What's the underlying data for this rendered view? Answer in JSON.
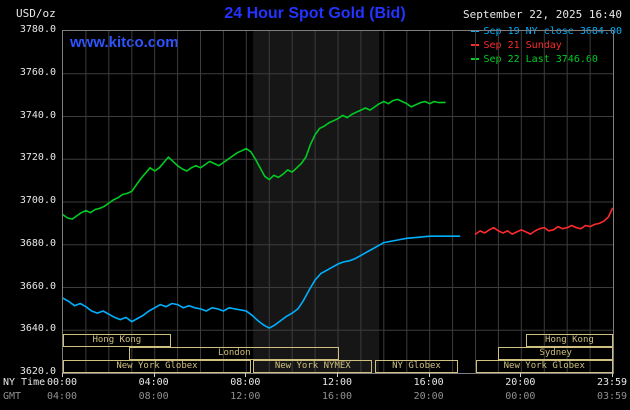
{
  "header": {
    "units_label": "USD/oz",
    "title": "24 Hour Spot Gold (Bid)",
    "datetime": "September 22, 2025 16:40",
    "watermark": "www.kitco.com"
  },
  "colors": {
    "title": "#2533ff",
    "watermark": "#2d55ff",
    "axis_text": "#e8e8e8",
    "gmt_text": "#909090",
    "session": "#cfc080",
    "plot_border": "#7e7e7e"
  },
  "legend": [
    {
      "label": "Sep 19 NY close 3684.00",
      "color": "#00b0ff"
    },
    {
      "label": "Sep 21 Sunday",
      "color": "#ff2a2a"
    },
    {
      "label": "Sep 22 Last 3746.60",
      "color": "#00cc22"
    }
  ],
  "axes": {
    "y_ticks": [
      "3780.0",
      "3760.0",
      "3740.0",
      "3720.0",
      "3700.0",
      "3680.0",
      "3660.0",
      "3640.0",
      "3620.0"
    ],
    "x_ny": {
      "label": "NY Time",
      "ticks": [
        "00:00",
        "04:00",
        "08:00",
        "12:00",
        "16:00",
        "20:00",
        "23:59"
      ]
    },
    "x_gmt": {
      "label": "GMT",
      "ticks": [
        "04:00",
        "08:00",
        "12:00",
        "16:00",
        "20:00",
        "00:00",
        "03:59"
      ]
    }
  },
  "sessions": {
    "rows": [
      {
        "boxes": [
          {
            "label": "Hong Kong",
            "start": 0,
            "end": 4.7
          },
          {
            "label": "Hong Kong",
            "start": 20.2,
            "end": 24
          }
        ]
      },
      {
        "boxes": [
          {
            "label": "London",
            "start": 2.9,
            "end": 12.05
          },
          {
            "label": "Sydney",
            "start": 19.0,
            "end": 24
          }
        ]
      },
      {
        "boxes": [
          {
            "label": "New York Globex",
            "start": 0,
            "end": 8.2
          },
          {
            "label": "New York NYMEX",
            "start": 8.3,
            "end": 13.5
          },
          {
            "label": "NY Globex",
            "start": 13.6,
            "end": 17.25
          },
          {
            "label": "New York Globex",
            "start": 18.0,
            "end": 24
          }
        ]
      }
    ]
  },
  "chart_data": {
    "type": "line",
    "title": "24 Hour Spot Gold (Bid)",
    "xlabel": "NY Time (hours)",
    "ylabel": "USD/oz",
    "xlim": [
      0,
      24
    ],
    "ylim": [
      3620,
      3780
    ],
    "x_grid_step": 1,
    "y_grid_step": 20,
    "x_tick_hours": [
      0,
      4,
      8,
      12,
      16,
      20,
      24
    ],
    "grid_color": "#3c3c3c",
    "band": {
      "start": 8.3,
      "end": 13.8,
      "color": "#161616"
    },
    "series": [
      {
        "name": "Sep 19 NY close",
        "color": "#00b0ff",
        "points": [
          [
            0,
            3655
          ],
          [
            0.25,
            3653.5
          ],
          [
            0.5,
            3651.5
          ],
          [
            0.75,
            3652.5
          ],
          [
            1,
            3651
          ],
          [
            1.25,
            3649
          ],
          [
            1.5,
            3648
          ],
          [
            1.75,
            3649
          ],
          [
            2,
            3647.5
          ],
          [
            2.25,
            3646
          ],
          [
            2.5,
            3645
          ],
          [
            2.75,
            3646
          ],
          [
            3,
            3644
          ],
          [
            3.25,
            3645.5
          ],
          [
            3.5,
            3647
          ],
          [
            3.75,
            3649
          ],
          [
            4,
            3650.5
          ],
          [
            4.25,
            3652
          ],
          [
            4.5,
            3651
          ],
          [
            4.75,
            3652.5
          ],
          [
            5,
            3652
          ],
          [
            5.25,
            3650.5
          ],
          [
            5.5,
            3651.5
          ],
          [
            5.75,
            3650.5
          ],
          [
            6,
            3650
          ],
          [
            6.25,
            3649
          ],
          [
            6.5,
            3650.5
          ],
          [
            6.75,
            3650
          ],
          [
            7,
            3649
          ],
          [
            7.25,
            3650.5
          ],
          [
            7.5,
            3650
          ],
          [
            7.75,
            3649.5
          ],
          [
            8,
            3649
          ],
          [
            8.25,
            3647
          ],
          [
            8.5,
            3644.5
          ],
          [
            8.75,
            3642.5
          ],
          [
            9,
            3641
          ],
          [
            9.25,
            3642.5
          ],
          [
            9.5,
            3644.5
          ],
          [
            9.75,
            3646.5
          ],
          [
            10,
            3648
          ],
          [
            10.25,
            3650
          ],
          [
            10.5,
            3654
          ],
          [
            10.75,
            3659
          ],
          [
            11,
            3663.5
          ],
          [
            11.25,
            3666.5
          ],
          [
            11.5,
            3668
          ],
          [
            11.75,
            3669.5
          ],
          [
            12,
            3671
          ],
          [
            12.25,
            3672
          ],
          [
            12.5,
            3672.5
          ],
          [
            12.75,
            3673.5
          ],
          [
            13,
            3675
          ],
          [
            13.25,
            3676.5
          ],
          [
            13.5,
            3678
          ],
          [
            13.75,
            3679.5
          ],
          [
            14,
            3681
          ],
          [
            14.25,
            3681.5
          ],
          [
            14.5,
            3682
          ],
          [
            14.75,
            3682.5
          ],
          [
            15,
            3683
          ],
          [
            15.5,
            3683.5
          ],
          [
            16,
            3684
          ],
          [
            16.5,
            3684
          ],
          [
            17,
            3684
          ],
          [
            17.3,
            3684
          ]
        ]
      },
      {
        "name": "Sep 21 Sunday",
        "color": "#ff2a2a",
        "points": [
          [
            18,
            3685
          ],
          [
            18.2,
            3686.5
          ],
          [
            18.4,
            3685.5
          ],
          [
            18.6,
            3687
          ],
          [
            18.8,
            3688
          ],
          [
            19,
            3686.5
          ],
          [
            19.2,
            3685.5
          ],
          [
            19.4,
            3686.5
          ],
          [
            19.6,
            3685
          ],
          [
            19.8,
            3686
          ],
          [
            20,
            3687
          ],
          [
            20.2,
            3686
          ],
          [
            20.4,
            3685
          ],
          [
            20.6,
            3686.5
          ],
          [
            20.8,
            3687.5
          ],
          [
            21,
            3688
          ],
          [
            21.2,
            3686.5
          ],
          [
            21.4,
            3687
          ],
          [
            21.6,
            3688.5
          ],
          [
            21.8,
            3687.5
          ],
          [
            22,
            3688
          ],
          [
            22.2,
            3689
          ],
          [
            22.4,
            3688
          ],
          [
            22.6,
            3687.5
          ],
          [
            22.8,
            3689
          ],
          [
            23,
            3688.5
          ],
          [
            23.2,
            3689.5
          ],
          [
            23.4,
            3690
          ],
          [
            23.6,
            3691
          ],
          [
            23.8,
            3693
          ],
          [
            23.98,
            3697
          ]
        ]
      },
      {
        "name": "Sep 22 Last",
        "color": "#00cc22",
        "points": [
          [
            0,
            3694
          ],
          [
            0.2,
            3692.5
          ],
          [
            0.4,
            3692
          ],
          [
            0.6,
            3693.5
          ],
          [
            0.8,
            3695
          ],
          [
            1,
            3696
          ],
          [
            1.2,
            3695
          ],
          [
            1.4,
            3696.5
          ],
          [
            1.6,
            3697
          ],
          [
            1.8,
            3698
          ],
          [
            2,
            3699.5
          ],
          [
            2.2,
            3701
          ],
          [
            2.4,
            3702
          ],
          [
            2.6,
            3703.5
          ],
          [
            2.8,
            3704
          ],
          [
            3,
            3705
          ],
          [
            3.2,
            3708
          ],
          [
            3.4,
            3711
          ],
          [
            3.6,
            3713.5
          ],
          [
            3.8,
            3716
          ],
          [
            4,
            3714.5
          ],
          [
            4.2,
            3716
          ],
          [
            4.4,
            3718.5
          ],
          [
            4.6,
            3721
          ],
          [
            4.8,
            3719
          ],
          [
            5,
            3717
          ],
          [
            5.2,
            3715.5
          ],
          [
            5.4,
            3714.5
          ],
          [
            5.6,
            3716
          ],
          [
            5.8,
            3717
          ],
          [
            6,
            3716
          ],
          [
            6.2,
            3717.5
          ],
          [
            6.4,
            3719
          ],
          [
            6.6,
            3718
          ],
          [
            6.8,
            3717
          ],
          [
            7,
            3718.5
          ],
          [
            7.2,
            3720
          ],
          [
            7.4,
            3721.5
          ],
          [
            7.6,
            3723
          ],
          [
            7.8,
            3724
          ],
          [
            8,
            3725
          ],
          [
            8.2,
            3723.5
          ],
          [
            8.4,
            3720
          ],
          [
            8.6,
            3716
          ],
          [
            8.8,
            3712
          ],
          [
            9,
            3710.5
          ],
          [
            9.2,
            3712.5
          ],
          [
            9.4,
            3711.5
          ],
          [
            9.6,
            3713
          ],
          [
            9.8,
            3715
          ],
          [
            10,
            3714
          ],
          [
            10.2,
            3716
          ],
          [
            10.4,
            3718
          ],
          [
            10.6,
            3721
          ],
          [
            10.8,
            3727
          ],
          [
            11,
            3731.5
          ],
          [
            11.2,
            3734.5
          ],
          [
            11.4,
            3735.5
          ],
          [
            11.6,
            3737
          ],
          [
            11.8,
            3738
          ],
          [
            12,
            3739
          ],
          [
            12.2,
            3740.5
          ],
          [
            12.4,
            3739.5
          ],
          [
            12.6,
            3741
          ],
          [
            12.8,
            3742
          ],
          [
            13,
            3743
          ],
          [
            13.2,
            3744
          ],
          [
            13.4,
            3743
          ],
          [
            13.6,
            3744.5
          ],
          [
            13.8,
            3746
          ],
          [
            14,
            3747
          ],
          [
            14.2,
            3746
          ],
          [
            14.4,
            3747.5
          ],
          [
            14.6,
            3748
          ],
          [
            14.8,
            3747
          ],
          [
            15,
            3746
          ],
          [
            15.2,
            3744.5
          ],
          [
            15.4,
            3745.5
          ],
          [
            15.6,
            3746.5
          ],
          [
            15.8,
            3747
          ],
          [
            16,
            3746
          ],
          [
            16.2,
            3747
          ],
          [
            16.4,
            3746.5
          ],
          [
            16.67,
            3746.6
          ]
        ]
      }
    ]
  }
}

+++

◆ The exercise
Return every line of the preceding records in which the word "start" appears.

◆ Right answer
            "start": 0,
            "start": 20.2,
            "start": 2.9,
            "start": 19.0,
            "start": 0,
            "start": 8.3,
            "start": 13.6,
            "start": 18.0,
      "start": 8.3,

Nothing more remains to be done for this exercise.